- _Material for this task_
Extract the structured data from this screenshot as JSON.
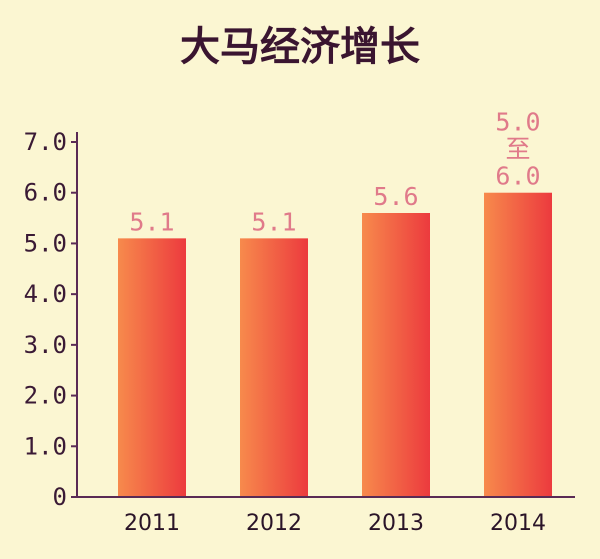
{
  "chart_data": {
    "type": "bar",
    "title": "大马经济增长",
    "categories": [
      "2011",
      "2012",
      "2013",
      "2014"
    ],
    "values": [
      5.1,
      5.1,
      5.6,
      6.0
    ],
    "data_labels": [
      [
        "5.1"
      ],
      [
        "5.1"
      ],
      [
        "5.6"
      ],
      [
        "5.0",
        "至",
        "6.0"
      ]
    ],
    "y_ticks": [
      "0",
      "1.0",
      "2.0",
      "3.0",
      "4.0",
      "5.0",
      "6.0",
      "7.0"
    ],
    "ylim": [
      0,
      7
    ],
    "xlabel": "",
    "ylabel": "",
    "grid": false,
    "colors": {
      "bar_light": "#f78a4c",
      "bar_dark": "#ec3a3e",
      "label": "#e07a8a",
      "axis": "#5a2a55",
      "background": "#fbf6d2"
    }
  }
}
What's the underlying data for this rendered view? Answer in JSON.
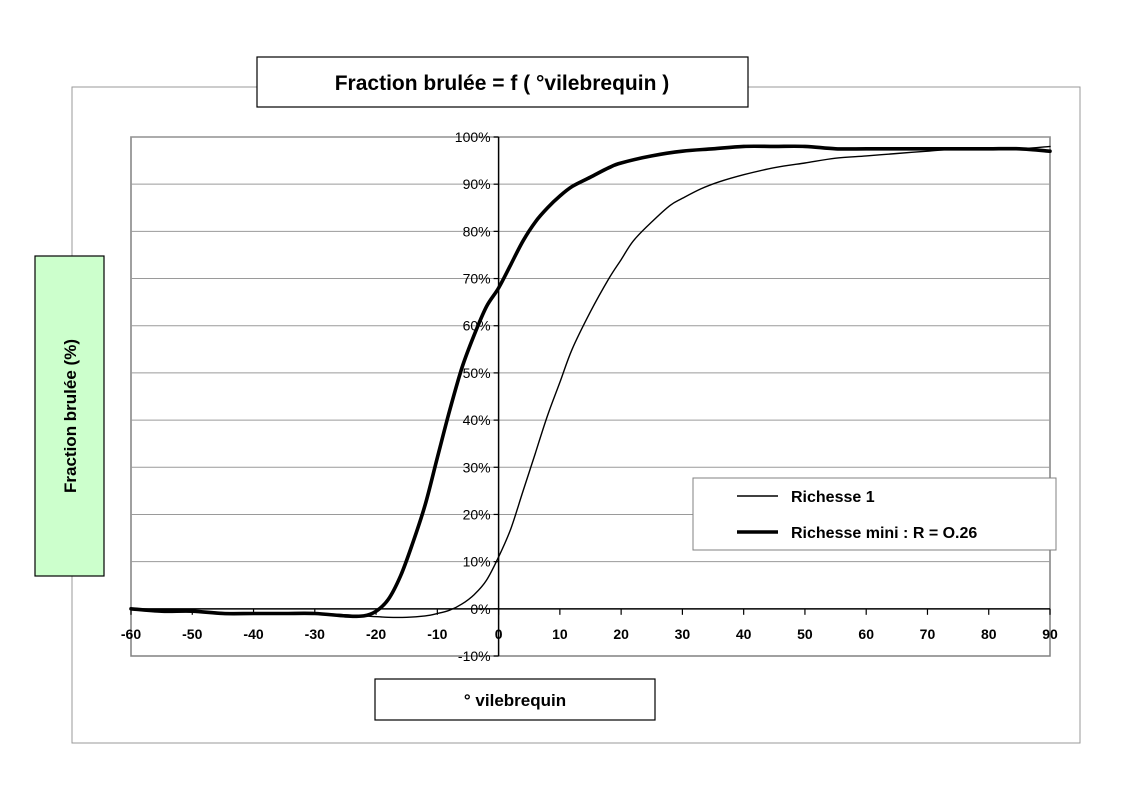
{
  "chart_data": {
    "type": "line",
    "title": "Fraction brulée  =  f ( °vilebrequin )",
    "xlabel": "° vilebrequin",
    "ylabel": "Fraction  brulée (%)",
    "xlim": [
      -60,
      90
    ],
    "ylim": [
      -10,
      100
    ],
    "x_ticks": [
      -60,
      -50,
      -40,
      -30,
      -20,
      -10,
      0,
      10,
      20,
      30,
      40,
      50,
      60,
      70,
      80,
      90
    ],
    "x_tick_labels": [
      "-60",
      "-50",
      "-40",
      "-30",
      "-20",
      "-10",
      "0",
      "10",
      "20",
      "30",
      "40",
      "50",
      "60",
      "70",
      "80",
      "90"
    ],
    "y_ticks": [
      -10,
      0,
      10,
      20,
      30,
      40,
      50,
      60,
      70,
      80,
      90,
      100
    ],
    "y_tick_labels": [
      "-10%",
      "0%",
      "10%",
      "20%",
      "30%",
      "40%",
      "50%",
      "60%",
      "70%",
      "80%",
      "90%",
      "100%"
    ],
    "grid": "horizontal",
    "legend_position": "lower-right",
    "ylabel_box_color": "#ccffcc",
    "series": [
      {
        "name": "Richesse  1",
        "style": "thin",
        "x": [
          -60,
          -50,
          -40,
          -30,
          -22,
          -18,
          -15,
          -12,
          -10,
          -8,
          -6,
          -4,
          -2,
          0,
          2,
          4,
          6,
          8,
          10,
          12,
          15,
          18,
          20,
          22,
          25,
          28,
          30,
          33,
          36,
          40,
          45,
          50,
          55,
          60,
          65,
          70,
          75,
          80,
          85,
          90
        ],
        "y": [
          0,
          -0.5,
          -1,
          -1,
          -1.5,
          -1.8,
          -1.8,
          -1.5,
          -1,
          -0.3,
          1,
          3,
          6,
          11,
          17,
          25,
          33,
          41,
          48,
          55,
          63,
          70,
          74,
          78,
          82,
          85.5,
          87,
          89,
          90.5,
          92,
          93.5,
          94.5,
          95.5,
          96,
          96.5,
          97,
          97.5,
          97.5,
          97.5,
          98
        ]
      },
      {
        "name": "Richesse mini : R = O.26",
        "style": "thick",
        "x": [
          -60,
          -55,
          -50,
          -45,
          -40,
          -35,
          -30,
          -25,
          -22,
          -20,
          -18,
          -16,
          -14,
          -12,
          -10,
          -8,
          -6,
          -4,
          -2,
          0,
          2,
          4,
          6,
          8,
          10,
          12,
          15,
          18,
          20,
          25,
          30,
          35,
          40,
          45,
          50,
          55,
          60,
          65,
          70,
          75,
          80,
          85,
          90
        ],
        "y": [
          0,
          -0.5,
          -0.5,
          -1,
          -1,
          -1,
          -1,
          -1.5,
          -1.5,
          -0.5,
          2,
          7,
          14,
          22,
          32,
          42,
          51,
          58,
          64,
          68,
          73,
          78,
          82,
          85,
          87.5,
          89.5,
          91.5,
          93.5,
          94.5,
          96,
          97,
          97.5,
          98,
          98,
          98,
          97.5,
          97.5,
          97.5,
          97.5,
          97.5,
          97.5,
          97.5,
          97
        ]
      }
    ]
  }
}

- _What is asked_
Print out the whole of the material word for word, without pictures.

- _Exercise answer_
Extract the structured data from this screenshot as JSON.
{
  "chart_data": {
    "type": "bar",
    "title": "大马经济增长",
    "categories": [
      "2011",
      "2012",
      "2013",
      "2014"
    ],
    "values": [
      5.1,
      5.1,
      5.6,
      6.0
    ],
    "data_labels": [
      [
        "5.1"
      ],
      [
        "5.1"
      ],
      [
        "5.6"
      ],
      [
        "5.0",
        "至",
        "6.0"
      ]
    ],
    "y_ticks": [
      "0",
      "1.0",
      "2.0",
      "3.0",
      "4.0",
      "5.0",
      "6.0",
      "7.0"
    ],
    "ylim": [
      0,
      7
    ],
    "xlabel": "",
    "ylabel": "",
    "grid": false,
    "colors": {
      "bar_light": "#f78a4c",
      "bar_dark": "#ec3a3e",
      "label": "#e07a8a",
      "axis": "#5a2a55",
      "background": "#fbf6d2"
    }
  }
}
What's the underlying data for this rendered view? Answer in JSON.
{
  "chart_data": {
    "type": "line",
    "title": "Fraction brulée  =  f ( °vilebrequin )",
    "xlabel": "° vilebrequin",
    "ylabel": "Fraction  brulée (%)",
    "xlim": [
      -60,
      90
    ],
    "ylim": [
      -10,
      100
    ],
    "x_ticks": [
      -60,
      -50,
      -40,
      -30,
      -20,
      -10,
      0,
      10,
      20,
      30,
      40,
      50,
      60,
      70,
      80,
      90
    ],
    "x_tick_labels": [
      "-60",
      "-50",
      "-40",
      "-30",
      "-20",
      "-10",
      "0",
      "10",
      "20",
      "30",
      "40",
      "50",
      "60",
      "70",
      "80",
      "90"
    ],
    "y_ticks": [
      -10,
      0,
      10,
      20,
      30,
      40,
      50,
      60,
      70,
      80,
      90,
      100
    ],
    "y_tick_labels": [
      "-10%",
      "0%",
      "10%",
      "20%",
      "30%",
      "40%",
      "50%",
      "60%",
      "70%",
      "80%",
      "90%",
      "100%"
    ],
    "grid": "horizontal",
    "legend_position": "lower-right",
    "ylabel_box_color": "#ccffcc",
    "series": [
      {
        "name": "Richesse  1",
        "style": "thin",
        "x": [
          -60,
          -50,
          -40,
          -30,
          -22,
          -18,
          -15,
          -12,
          -10,
          -8,
          -6,
          -4,
          -2,
          0,
          2,
          4,
          6,
          8,
          10,
          12,
          15,
          18,
          20,
          22,
          25,
          28,
          30,
          33,
          36,
          40,
          45,
          50,
          55,
          60,
          65,
          70,
          75,
          80,
          85,
          90
        ],
        "y": [
          0,
          -0.5,
          -1,
          -1,
          -1.5,
          -1.8,
          -1.8,
          -1.5,
          -1,
          -0.3,
          1,
          3,
          6,
          11,
          17,
          25,
          33,
          41,
          48,
          55,
          63,
          70,
          74,
          78,
          82,
          85.5,
          87,
          89,
          90.5,
          92,
          93.5,
          94.5,
          95.5,
          96,
          96.5,
          97,
          97.5,
          97.5,
          97.5,
          98
        ]
      },
      {
        "name": "Richesse mini : R = O.26",
        "style": "thick",
        "x": [
          -60,
          -55,
          -50,
          -45,
          -40,
          -35,
          -30,
          -25,
          -22,
          -20,
          -18,
          -16,
          -14,
          -12,
          -10,
          -8,
          -6,
          -4,
          -2,
          0,
          2,
          4,
          6,
          8,
          10,
          12,
          15,
          18,
          20,
          25,
          30,
          35,
          40,
          45,
          50,
          55,
          60,
          65,
          70,
          75,
          80,
          85,
          90
        ],
        "y": [
          0,
          -0.5,
          -0.5,
          -1,
          -1,
          -1,
          -1,
          -1.5,
          -1.5,
          -0.5,
          2,
          7,
          14,
          22,
          32,
          42,
          51,
          58,
          64,
          68,
          73,
          78,
          82,
          85,
          87.5,
          89.5,
          91.5,
          93.5,
          94.5,
          96,
          97,
          97.5,
          98,
          98,
          98,
          97.5,
          97.5,
          97.5,
          97.5,
          97.5,
          97.5,
          97.5,
          97
        ]
      }
    ]
  }
}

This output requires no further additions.